● **Problem requirements**
Below are the records; copy each line in them that holds the word "marker".

● **Provided data**
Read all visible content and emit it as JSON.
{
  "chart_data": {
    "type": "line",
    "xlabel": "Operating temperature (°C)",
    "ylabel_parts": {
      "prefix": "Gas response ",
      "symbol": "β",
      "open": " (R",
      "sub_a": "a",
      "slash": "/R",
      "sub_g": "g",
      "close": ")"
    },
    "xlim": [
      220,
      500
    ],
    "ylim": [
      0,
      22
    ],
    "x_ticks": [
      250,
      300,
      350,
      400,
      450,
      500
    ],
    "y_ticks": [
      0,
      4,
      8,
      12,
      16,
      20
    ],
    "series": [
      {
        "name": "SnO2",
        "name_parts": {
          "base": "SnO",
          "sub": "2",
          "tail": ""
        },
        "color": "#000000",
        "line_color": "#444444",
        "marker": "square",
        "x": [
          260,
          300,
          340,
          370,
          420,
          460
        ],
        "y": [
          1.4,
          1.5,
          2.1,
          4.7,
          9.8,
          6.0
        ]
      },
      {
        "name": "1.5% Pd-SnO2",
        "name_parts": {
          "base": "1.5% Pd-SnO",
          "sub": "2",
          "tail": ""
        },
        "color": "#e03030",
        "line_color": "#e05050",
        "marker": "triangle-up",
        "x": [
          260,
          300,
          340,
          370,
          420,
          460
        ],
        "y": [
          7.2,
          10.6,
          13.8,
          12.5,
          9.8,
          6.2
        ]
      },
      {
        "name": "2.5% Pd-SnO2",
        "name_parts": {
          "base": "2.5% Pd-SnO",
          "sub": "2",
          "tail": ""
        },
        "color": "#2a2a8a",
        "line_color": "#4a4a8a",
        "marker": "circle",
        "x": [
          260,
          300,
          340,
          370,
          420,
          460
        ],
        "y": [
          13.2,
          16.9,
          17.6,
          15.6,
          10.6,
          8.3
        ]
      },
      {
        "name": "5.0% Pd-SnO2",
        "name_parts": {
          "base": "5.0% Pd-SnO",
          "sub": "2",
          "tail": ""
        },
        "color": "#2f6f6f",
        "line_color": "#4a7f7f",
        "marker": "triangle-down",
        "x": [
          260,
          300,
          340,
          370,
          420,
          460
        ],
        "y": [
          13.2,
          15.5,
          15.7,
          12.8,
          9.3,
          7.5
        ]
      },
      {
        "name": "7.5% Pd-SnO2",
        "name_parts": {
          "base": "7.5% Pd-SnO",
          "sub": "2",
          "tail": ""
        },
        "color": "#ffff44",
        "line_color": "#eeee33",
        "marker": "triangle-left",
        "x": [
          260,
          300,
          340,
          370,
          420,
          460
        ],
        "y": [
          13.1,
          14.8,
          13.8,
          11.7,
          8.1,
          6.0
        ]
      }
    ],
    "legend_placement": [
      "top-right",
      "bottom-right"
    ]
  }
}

● **Answer to the problem**
        "marker": "square",
        "marker": "triangle-up",
        "marker": "circle",
        "marker": "triangle-down",
        "marker": "triangle-left",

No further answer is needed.